-- START Stored data --

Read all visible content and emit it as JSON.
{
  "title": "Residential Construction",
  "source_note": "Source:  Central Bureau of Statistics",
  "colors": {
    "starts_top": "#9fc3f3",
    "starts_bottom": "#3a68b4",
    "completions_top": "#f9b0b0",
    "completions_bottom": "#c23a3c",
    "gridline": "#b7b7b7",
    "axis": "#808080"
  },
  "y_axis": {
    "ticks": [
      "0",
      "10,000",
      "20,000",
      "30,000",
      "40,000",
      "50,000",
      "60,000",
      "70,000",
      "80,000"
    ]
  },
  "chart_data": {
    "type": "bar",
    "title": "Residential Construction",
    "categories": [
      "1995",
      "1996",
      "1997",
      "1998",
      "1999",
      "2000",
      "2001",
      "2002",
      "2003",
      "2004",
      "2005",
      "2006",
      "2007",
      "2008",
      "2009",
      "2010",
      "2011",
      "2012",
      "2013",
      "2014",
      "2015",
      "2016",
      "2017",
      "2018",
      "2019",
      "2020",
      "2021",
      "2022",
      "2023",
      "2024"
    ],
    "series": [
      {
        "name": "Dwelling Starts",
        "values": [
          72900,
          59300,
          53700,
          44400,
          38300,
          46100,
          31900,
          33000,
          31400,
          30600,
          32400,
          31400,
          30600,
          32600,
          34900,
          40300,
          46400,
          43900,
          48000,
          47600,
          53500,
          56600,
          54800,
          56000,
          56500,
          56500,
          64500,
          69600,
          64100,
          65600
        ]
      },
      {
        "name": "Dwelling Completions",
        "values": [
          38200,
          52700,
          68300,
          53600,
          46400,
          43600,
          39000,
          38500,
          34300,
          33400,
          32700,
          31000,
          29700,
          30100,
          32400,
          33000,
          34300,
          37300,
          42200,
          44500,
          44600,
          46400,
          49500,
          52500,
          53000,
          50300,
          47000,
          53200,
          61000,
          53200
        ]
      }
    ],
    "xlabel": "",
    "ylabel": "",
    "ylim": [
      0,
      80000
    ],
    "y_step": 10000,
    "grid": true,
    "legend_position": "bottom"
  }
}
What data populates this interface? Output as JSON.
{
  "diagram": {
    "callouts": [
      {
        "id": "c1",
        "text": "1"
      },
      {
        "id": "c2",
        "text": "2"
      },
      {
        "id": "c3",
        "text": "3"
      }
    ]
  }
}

-- END Stored data --

- **Task brief**
All lines in the data that contain the word "name" should be copied.

- **Answer**
        "name": "Dwelling Starts",
        "name": "Dwelling Completions",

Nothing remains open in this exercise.